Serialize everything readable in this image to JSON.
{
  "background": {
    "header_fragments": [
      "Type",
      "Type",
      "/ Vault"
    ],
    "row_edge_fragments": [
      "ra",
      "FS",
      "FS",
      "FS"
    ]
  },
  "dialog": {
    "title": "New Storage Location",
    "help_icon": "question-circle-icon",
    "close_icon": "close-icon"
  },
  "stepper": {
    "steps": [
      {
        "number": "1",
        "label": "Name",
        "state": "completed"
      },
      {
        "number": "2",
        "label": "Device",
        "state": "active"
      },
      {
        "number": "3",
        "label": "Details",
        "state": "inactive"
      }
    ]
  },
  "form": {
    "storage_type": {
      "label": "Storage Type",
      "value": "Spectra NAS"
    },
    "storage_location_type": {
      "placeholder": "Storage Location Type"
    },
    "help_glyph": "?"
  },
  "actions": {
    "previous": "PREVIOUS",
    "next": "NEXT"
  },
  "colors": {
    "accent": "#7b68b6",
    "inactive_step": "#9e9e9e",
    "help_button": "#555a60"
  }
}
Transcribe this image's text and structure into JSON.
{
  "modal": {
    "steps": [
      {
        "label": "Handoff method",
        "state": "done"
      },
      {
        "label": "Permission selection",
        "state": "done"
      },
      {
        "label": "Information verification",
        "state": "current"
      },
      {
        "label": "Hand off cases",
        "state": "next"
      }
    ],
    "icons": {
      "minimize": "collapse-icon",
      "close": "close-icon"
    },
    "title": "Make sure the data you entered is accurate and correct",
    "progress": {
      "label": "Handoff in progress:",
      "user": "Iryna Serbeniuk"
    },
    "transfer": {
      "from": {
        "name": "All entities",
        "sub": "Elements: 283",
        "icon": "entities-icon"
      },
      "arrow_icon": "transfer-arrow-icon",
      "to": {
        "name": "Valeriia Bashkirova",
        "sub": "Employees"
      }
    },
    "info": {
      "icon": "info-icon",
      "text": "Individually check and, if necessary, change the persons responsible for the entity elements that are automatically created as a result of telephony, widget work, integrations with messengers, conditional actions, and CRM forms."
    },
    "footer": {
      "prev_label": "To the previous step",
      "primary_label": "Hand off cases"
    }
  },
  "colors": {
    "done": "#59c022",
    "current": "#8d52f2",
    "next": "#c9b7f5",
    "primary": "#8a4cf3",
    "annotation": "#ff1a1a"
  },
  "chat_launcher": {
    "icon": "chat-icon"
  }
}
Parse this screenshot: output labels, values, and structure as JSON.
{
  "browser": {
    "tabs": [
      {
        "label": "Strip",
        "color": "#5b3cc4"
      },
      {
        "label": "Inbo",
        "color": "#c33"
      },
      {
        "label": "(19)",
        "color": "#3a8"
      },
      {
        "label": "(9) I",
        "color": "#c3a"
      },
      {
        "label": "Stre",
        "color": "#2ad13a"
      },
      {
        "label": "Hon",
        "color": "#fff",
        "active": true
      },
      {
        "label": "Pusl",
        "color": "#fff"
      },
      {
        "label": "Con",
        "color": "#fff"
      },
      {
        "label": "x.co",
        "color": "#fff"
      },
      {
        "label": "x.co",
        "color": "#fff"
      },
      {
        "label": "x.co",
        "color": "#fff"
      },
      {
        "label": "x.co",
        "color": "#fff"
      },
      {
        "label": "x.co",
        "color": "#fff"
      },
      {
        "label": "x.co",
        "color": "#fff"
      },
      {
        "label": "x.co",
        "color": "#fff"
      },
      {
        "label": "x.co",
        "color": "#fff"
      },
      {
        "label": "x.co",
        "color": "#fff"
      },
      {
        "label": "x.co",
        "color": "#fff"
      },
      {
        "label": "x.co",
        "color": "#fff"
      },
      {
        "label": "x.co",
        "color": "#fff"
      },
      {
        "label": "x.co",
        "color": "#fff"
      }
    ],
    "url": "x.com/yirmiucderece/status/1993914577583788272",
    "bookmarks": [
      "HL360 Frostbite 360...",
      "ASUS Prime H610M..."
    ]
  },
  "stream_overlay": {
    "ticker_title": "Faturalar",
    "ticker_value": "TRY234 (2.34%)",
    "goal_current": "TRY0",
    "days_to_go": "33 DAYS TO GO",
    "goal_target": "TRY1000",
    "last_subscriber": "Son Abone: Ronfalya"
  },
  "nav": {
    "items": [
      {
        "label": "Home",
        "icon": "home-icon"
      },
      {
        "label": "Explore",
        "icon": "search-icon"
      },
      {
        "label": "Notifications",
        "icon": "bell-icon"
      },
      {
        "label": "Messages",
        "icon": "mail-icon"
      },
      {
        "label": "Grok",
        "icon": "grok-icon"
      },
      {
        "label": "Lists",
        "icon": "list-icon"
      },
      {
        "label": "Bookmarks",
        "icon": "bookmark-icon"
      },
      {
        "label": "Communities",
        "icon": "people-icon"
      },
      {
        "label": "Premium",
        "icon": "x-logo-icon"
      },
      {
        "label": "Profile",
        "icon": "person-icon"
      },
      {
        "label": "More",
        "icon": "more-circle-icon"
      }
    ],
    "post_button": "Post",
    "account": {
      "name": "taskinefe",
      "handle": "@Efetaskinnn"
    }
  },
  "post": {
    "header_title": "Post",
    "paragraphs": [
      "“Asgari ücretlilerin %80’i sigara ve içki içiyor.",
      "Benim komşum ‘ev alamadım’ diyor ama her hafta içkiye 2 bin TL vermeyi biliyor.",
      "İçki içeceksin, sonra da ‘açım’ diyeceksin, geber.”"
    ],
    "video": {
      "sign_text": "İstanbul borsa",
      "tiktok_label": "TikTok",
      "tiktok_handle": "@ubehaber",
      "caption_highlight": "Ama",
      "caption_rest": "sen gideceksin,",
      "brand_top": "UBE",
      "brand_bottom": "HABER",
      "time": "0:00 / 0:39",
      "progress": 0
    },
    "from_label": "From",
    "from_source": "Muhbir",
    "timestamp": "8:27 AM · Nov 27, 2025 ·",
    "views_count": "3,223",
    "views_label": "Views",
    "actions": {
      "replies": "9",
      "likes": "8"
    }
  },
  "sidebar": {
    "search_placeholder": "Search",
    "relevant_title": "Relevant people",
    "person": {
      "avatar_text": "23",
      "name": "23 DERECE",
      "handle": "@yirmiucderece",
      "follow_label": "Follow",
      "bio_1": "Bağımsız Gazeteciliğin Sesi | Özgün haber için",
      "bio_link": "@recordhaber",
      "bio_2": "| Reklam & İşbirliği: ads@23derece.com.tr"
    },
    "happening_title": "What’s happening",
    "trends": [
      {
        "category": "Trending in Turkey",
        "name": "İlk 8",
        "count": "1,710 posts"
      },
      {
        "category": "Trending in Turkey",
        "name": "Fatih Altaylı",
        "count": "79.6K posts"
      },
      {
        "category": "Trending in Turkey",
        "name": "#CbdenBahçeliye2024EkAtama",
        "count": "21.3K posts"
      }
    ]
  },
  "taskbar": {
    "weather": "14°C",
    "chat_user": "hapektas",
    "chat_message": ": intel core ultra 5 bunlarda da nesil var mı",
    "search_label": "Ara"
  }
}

________________________

_Problem_
Reproduce the data in its entirety, matching each character.

_Task output_
Serialize everything readable in this image to JSON.
{
  "background": {
    "header_fragments": [
      "Type",
      "Type",
      "/ Vault"
    ],
    "row_edge_fragments": [
      "ra",
      "FS",
      "FS",
      "FS"
    ]
  },
  "dialog": {
    "title": "New Storage Location",
    "help_icon": "question-circle-icon",
    "close_icon": "close-icon"
  },
  "stepper": {
    "steps": [
      {
        "number": "1",
        "label": "Name",
        "state": "completed"
      },
      {
        "number": "2",
        "label": "Device",
        "state": "active"
      },
      {
        "number": "3",
        "label": "Details",
        "state": "inactive"
      }
    ]
  },
  "form": {
    "storage_type": {
      "label": "Storage Type",
      "value": "Spectra NAS"
    },
    "storage_location_type": {
      "placeholder": "Storage Location Type"
    },
    "help_glyph": "?"
  },
  "actions": {
    "previous": "PREVIOUS",
    "next": "NEXT"
  },
  "colors": {
    "accent": "#7b68b6",
    "inactive_step": "#9e9e9e",
    "help_button": "#555a60"
  }
}
Transcribe this image's text and structure into JSON.
{
  "modal": {
    "steps": [
      {
        "label": "Handoff method",
        "state": "done"
      },
      {
        "label": "Permission selection",
        "state": "done"
      },
      {
        "label": "Information verification",
        "state": "current"
      },
      {
        "label": "Hand off cases",
        "state": "next"
      }
    ],
    "icons": {
      "minimize": "collapse-icon",
      "close": "close-icon"
    },
    "title": "Make sure the data you entered is accurate and correct",
    "progress": {
      "label": "Handoff in progress:",
      "user": "Iryna Serbeniuk"
    },
    "transfer": {
      "from": {
        "name": "All entities",
        "sub": "Elements: 283",
        "icon": "entities-icon"
      },
      "arrow_icon": "transfer-arrow-icon",
      "to": {
        "name": "Valeriia Bashkirova",
        "sub": "Employees"
      }
    },
    "info": {
      "icon": "info-icon",
      "text": "Individually check and, if necessary, change the persons responsible for the entity elements that are automatically created as a result of telephony, widget work, integrations with messengers, conditional actions, and CRM forms."
    },
    "footer": {
      "prev_label": "To the previous step",
      "primary_label": "Hand off cases"
    }
  },
  "colors": {
    "done": "#59c022",
    "current": "#8d52f2",
    "next": "#c9b7f5",
    "primary": "#8a4cf3",
    "annotation": "#ff1a1a"
  },
  "chat_launcher": {
    "icon": "chat-icon"
  }
}
Parse this screenshot: output labels, values, and structure as JSON.
{
  "browser": {
    "tabs": [
      {
        "label": "Strip",
        "color": "#5b3cc4"
      },
      {
        "label": "Inbo",
        "color": "#c33"
      },
      {
        "label": "(19)",
        "color": "#3a8"
      },
      {
        "label": "(9) I",
        "color": "#c3a"
      },
      {
        "label": "Stre",
        "color": "#2ad13a"
      },
      {
        "label": "Hon",
        "color": "#fff",
        "active": true
      },
      {
        "label": "Pusl",
        "color": "#fff"
      },
      {
        "label": "Con",
        "color": "#fff"
      },
      {
        "label": "x.co",
        "color": "#fff"
      },
      {
        "label": "x.co",
        "color": "#fff"
      },
      {
        "label": "x.co",
        "color": "#fff"
      },
      {
        "label": "x.co",
        "color": "#fff"
      },
      {
        "label": "x.co",
        "color": "#fff"
      },
      {
        "label": "x.co",
        "color": "#fff"
      },
      {
        "label": "x.co",
        "color": "#fff"
      },
      {
        "label": "x.co",
        "color": "#fff"
      },
      {
        "label": "x.co",
        "color": "#fff"
      },
      {
        "label": "x.co",
        "color": "#fff"
      },
      {
        "label": "x.co",
        "color": "#fff"
      },
      {
        "label": "x.co",
        "color": "#fff"
      },
      {
        "label": "x.co",
        "color": "#fff"
      }
    ],
    "url": "x.com/yirmiucderece/status/1993914577583788272",
    "bookmarks": [
      "HL360 Frostbite 360...",
      "ASUS Prime H610M..."
    ]
  },
  "stream_overlay": {
    "ticker_title": "Faturalar",
    "ticker_value": "TRY234 (2.34%)",
    "goal_current": "TRY0",
    "days_to_go": "33 DAYS TO GO",
    "goal_target": "TRY1000",
    "last_subscriber": "Son Abone: Ronfalya"
  },
  "nav": {
    "items": [
      {
        "label": "Home",
        "icon": "home-icon"
      },
      {
        "label": "Explore",
        "icon": "search-icon"
      },
      {
        "label": "Notifications",
        "icon": "bell-icon"
      },
      {
        "label": "Messages",
        "icon": "mail-icon"
      },
      {
        "label": "Grok",
        "icon": "grok-icon"
      },
      {
        "label": "Lists",
        "icon": "list-icon"
      },
      {
        "label": "Bookmarks",
        "icon": "bookmark-icon"
      },
      {
        "label": "Communities",
        "icon": "people-icon"
      },
      {
        "label": "Premium",
        "icon": "x-logo-icon"
      },
      {
        "label": "Profile",
        "icon": "person-icon"
      },
      {
        "label": "More",
        "icon": "more-circle-icon"
      }
    ],
    "post_button": "Post",
    "account": {
      "name": "taskinefe",
      "handle": "@Efetaskinnn"
    }
  },
  "post": {
    "header_title": "Post",
    "paragraphs": [
      "“Asgari ücretlilerin %80’i sigara ve içki içiyor.",
      "Benim komşum ‘ev alamadım’ diyor ama her hafta içkiye 2 bin TL vermeyi biliyor.",
      "İçki içeceksin, sonra da ‘açım’ diyeceksin, geber.”"
    ],
    "video": {
      "sign_text": "İstanbul borsa",
      "tiktok_label": "TikTok",
      "tiktok_handle": "@ubehaber",
      "caption_highlight": "Ama",
      "caption_rest": "sen gideceksin,",
      "brand_top": "UBE",
      "brand_bottom": "HABER",
      "time": "0:00 / 0:39",
      "progress": 0
    },
    "from_label": "From",
    "from_source": "Muhbir",
    "timestamp": "8:27 AM · Nov 27, 2025 ·",
    "views_count": "3,223",
    "views_label": "Views",
    "actions": {
      "replies": "9",
      "likes": "8"
    }
  },
  "sidebar": {
    "search_placeholder": "Search",
    "relevant_title": "Relevant people",
    "person": {
      "avatar_text": "23",
      "name": "23 DERECE",
      "handle": "@yirmiucderece",
      "follow_label": "Follow",
      "bio_1": "Bağımsız Gazeteciliğin Sesi | Özgün haber için",
      "bio_link": "@recordhaber",
      "bio_2": "| Reklam & İşbirliği: ads@23derece.com.tr"
    },
    "happening_title": "What’s happening",
    "trends": [
      {
        "category": "Trending in Turkey",
        "name": "İlk 8",
        "count": "1,710 posts"
      },
      {
        "category": "Trending in Turkey",
        "name": "Fatih Altaylı",
        "count": "79.6K posts"
      },
      {
        "category": "Trending in Turkey",
        "name": "#CbdenBahçeliye2024EkAtama",
        "count": "21.3K posts"
      }
    ]
  },
  "taskbar": {
    "weather": "14°C",
    "chat_user": "hapektas",
    "chat_message": ": intel core ultra 5 bunlarda da nesil var mı",
    "search_label": "Ara"
  }
}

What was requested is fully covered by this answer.